Return all of the entries word for word, but omit the pictures they contain.

# Start of DATASET

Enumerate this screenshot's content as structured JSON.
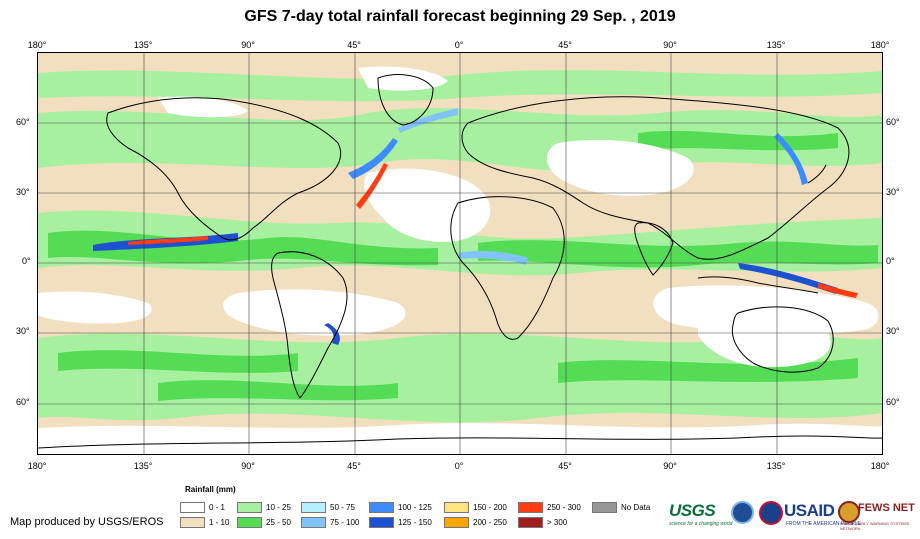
{
  "title": "GFS 7-day total rainfall forecast beginning 29 Sep. , 2019",
  "lon_labels": [
    "180°",
    "135°",
    "90°",
    "45°",
    "0°",
    "45°",
    "90°",
    "135°",
    "180°"
  ],
  "lat_labels": [
    "60°",
    "30°",
    "0°",
    "30°",
    "60°"
  ],
  "legend": {
    "title": "Rainfall (mm)",
    "items": [
      {
        "label": "0 - 1",
        "color": "#ffffff"
      },
      {
        "label": "1 - 10",
        "color": "#f2dfbf"
      },
      {
        "label": "10 - 25",
        "color": "#a6f0a0"
      },
      {
        "label": "25 - 50",
        "color": "#55dc55"
      },
      {
        "label": "50 - 75",
        "color": "#b4f0ff"
      },
      {
        "label": "75 - 100",
        "color": "#82c3ff"
      },
      {
        "label": "100 - 125",
        "color": "#3c8cff"
      },
      {
        "label": "125 - 150",
        "color": "#1e50d2"
      },
      {
        "label": "150 - 200",
        "color": "#ffe682"
      },
      {
        "label": "200 - 250",
        "color": "#ffa500"
      },
      {
        "label": "250 - 300",
        "color": "#ff3c14"
      },
      {
        "label": "> 300",
        "color": "#a01e1e"
      },
      {
        "label": "No Data",
        "color": "#969696"
      }
    ]
  },
  "credit": "Map produced by USGS/EROS",
  "logos": {
    "usgs": "USGS",
    "usgs_tagline": "science for a changing world",
    "usaid": "USAID",
    "usaid_tagline": "FROM THE AMERICAN PEOPLE",
    "fews": "FEWS NET",
    "fews_tagline": "FAMINE EARLY WARNING SYSTEMS NETWORK"
  }
}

# End of DATASET

* _FINAL RESULT_:
Enumerate this screenshot's content as structured JSON.
{
  "title": "GFS 7-day total rainfall forecast beginning 29 Sep. , 2019",
  "lon_labels": [
    "180°",
    "135°",
    "90°",
    "45°",
    "0°",
    "45°",
    "90°",
    "135°",
    "180°"
  ],
  "lat_labels": [
    "60°",
    "30°",
    "0°",
    "30°",
    "60°"
  ],
  "legend": {
    "title": "Rainfall (mm)",
    "items": [
      {
        "label": "0 - 1",
        "color": "#ffffff"
      },
      {
        "label": "1 - 10",
        "color": "#f2dfbf"
      },
      {
        "label": "10 - 25",
        "color": "#a6f0a0"
      },
      {
        "label": "25 - 50",
        "color": "#55dc55"
      },
      {
        "label": "50 - 75",
        "color": "#b4f0ff"
      },
      {
        "label": "75 - 100",
        "color": "#82c3ff"
      },
      {
        "label": "100 - 125",
        "color": "#3c8cff"
      },
      {
        "label": "125 - 150",
        "color": "#1e50d2"
      },
      {
        "label": "150 - 200",
        "color": "#ffe682"
      },
      {
        "label": "200 - 250",
        "color": "#ffa500"
      },
      {
        "label": "250 - 300",
        "color": "#ff3c14"
      },
      {
        "label": "> 300",
        "color": "#a01e1e"
      },
      {
        "label": "No Data",
        "color": "#969696"
      }
    ]
  },
  "credit": "Map produced by USGS/EROS",
  "logos": {
    "usgs": "USGS",
    "usgs_tagline": "science for a changing world",
    "usaid": "USAID",
    "usaid_tagline": "FROM THE AMERICAN PEOPLE",
    "fews": "FEWS NET",
    "fews_tagline": "FAMINE EARLY WARNING SYSTEMS NETWORK"
  }
}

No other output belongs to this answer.